Copy every line in the records below that contains the word "accent".

§ **Data records**:
+---+
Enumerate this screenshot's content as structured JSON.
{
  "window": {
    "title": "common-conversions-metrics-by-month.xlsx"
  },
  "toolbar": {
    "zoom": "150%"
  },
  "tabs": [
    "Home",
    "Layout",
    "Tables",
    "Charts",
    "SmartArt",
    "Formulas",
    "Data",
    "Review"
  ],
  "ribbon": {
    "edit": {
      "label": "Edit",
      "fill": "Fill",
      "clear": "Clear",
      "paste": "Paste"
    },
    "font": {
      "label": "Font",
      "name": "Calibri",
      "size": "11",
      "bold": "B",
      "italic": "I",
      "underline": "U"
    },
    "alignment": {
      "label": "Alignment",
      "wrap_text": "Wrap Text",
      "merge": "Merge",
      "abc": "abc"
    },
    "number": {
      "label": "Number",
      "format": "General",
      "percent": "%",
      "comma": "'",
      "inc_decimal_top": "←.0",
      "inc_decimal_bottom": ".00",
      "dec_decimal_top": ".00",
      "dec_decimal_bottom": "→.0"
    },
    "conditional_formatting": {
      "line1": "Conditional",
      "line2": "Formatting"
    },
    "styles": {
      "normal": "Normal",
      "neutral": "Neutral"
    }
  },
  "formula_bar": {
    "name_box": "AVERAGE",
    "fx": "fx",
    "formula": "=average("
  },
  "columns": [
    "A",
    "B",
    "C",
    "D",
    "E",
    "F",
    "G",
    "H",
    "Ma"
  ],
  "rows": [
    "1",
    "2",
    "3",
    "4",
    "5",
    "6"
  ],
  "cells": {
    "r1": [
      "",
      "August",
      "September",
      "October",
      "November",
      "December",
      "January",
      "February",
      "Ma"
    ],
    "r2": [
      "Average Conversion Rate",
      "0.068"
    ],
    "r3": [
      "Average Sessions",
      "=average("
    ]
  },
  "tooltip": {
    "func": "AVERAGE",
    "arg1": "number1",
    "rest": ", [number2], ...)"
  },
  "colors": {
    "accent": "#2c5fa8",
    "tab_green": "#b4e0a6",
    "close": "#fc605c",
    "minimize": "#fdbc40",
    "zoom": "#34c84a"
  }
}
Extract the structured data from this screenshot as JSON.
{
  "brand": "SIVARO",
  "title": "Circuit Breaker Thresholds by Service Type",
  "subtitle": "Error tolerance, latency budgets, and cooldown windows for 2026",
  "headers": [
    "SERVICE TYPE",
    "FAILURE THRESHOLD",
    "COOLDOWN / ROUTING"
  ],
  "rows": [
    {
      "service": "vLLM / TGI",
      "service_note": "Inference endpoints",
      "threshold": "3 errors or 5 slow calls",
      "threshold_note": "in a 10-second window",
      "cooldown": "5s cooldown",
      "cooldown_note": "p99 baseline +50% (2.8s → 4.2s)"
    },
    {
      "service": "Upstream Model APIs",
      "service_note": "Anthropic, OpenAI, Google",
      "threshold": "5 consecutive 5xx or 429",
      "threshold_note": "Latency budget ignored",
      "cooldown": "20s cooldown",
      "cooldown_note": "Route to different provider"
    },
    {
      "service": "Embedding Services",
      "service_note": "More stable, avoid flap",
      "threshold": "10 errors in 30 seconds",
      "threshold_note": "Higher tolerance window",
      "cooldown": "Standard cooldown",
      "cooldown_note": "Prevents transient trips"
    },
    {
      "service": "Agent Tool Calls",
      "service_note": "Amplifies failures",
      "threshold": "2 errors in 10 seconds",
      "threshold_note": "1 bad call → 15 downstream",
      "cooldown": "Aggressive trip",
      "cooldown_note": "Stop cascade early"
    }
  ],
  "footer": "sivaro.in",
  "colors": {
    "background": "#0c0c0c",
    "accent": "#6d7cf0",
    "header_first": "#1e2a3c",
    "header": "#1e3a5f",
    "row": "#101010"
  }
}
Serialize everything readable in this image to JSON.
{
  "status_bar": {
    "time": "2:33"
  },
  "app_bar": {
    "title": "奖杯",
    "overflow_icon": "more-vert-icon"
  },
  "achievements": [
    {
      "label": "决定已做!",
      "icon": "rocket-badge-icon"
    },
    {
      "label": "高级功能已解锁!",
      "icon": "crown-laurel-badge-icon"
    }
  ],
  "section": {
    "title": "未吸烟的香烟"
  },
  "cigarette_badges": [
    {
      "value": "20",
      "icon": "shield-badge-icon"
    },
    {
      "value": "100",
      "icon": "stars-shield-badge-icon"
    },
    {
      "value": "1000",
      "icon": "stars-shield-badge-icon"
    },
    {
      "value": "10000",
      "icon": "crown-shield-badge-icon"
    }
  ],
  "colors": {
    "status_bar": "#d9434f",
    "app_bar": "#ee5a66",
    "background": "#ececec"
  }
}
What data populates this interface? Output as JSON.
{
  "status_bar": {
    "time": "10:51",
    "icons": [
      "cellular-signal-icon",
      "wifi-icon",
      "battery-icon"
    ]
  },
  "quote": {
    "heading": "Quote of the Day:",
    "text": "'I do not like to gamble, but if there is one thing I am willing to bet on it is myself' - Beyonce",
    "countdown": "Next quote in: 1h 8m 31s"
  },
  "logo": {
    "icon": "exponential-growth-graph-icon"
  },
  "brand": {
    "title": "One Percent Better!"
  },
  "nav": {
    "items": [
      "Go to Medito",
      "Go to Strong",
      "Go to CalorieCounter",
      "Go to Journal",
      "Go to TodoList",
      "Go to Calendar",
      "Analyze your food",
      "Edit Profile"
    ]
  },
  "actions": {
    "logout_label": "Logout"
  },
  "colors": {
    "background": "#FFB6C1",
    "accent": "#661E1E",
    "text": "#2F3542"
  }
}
+---+
§ **Solution to this task**:
    "accent": "#2c5fa8",
    "accent": "#6d7cf0",
    "accent": "#661E1E",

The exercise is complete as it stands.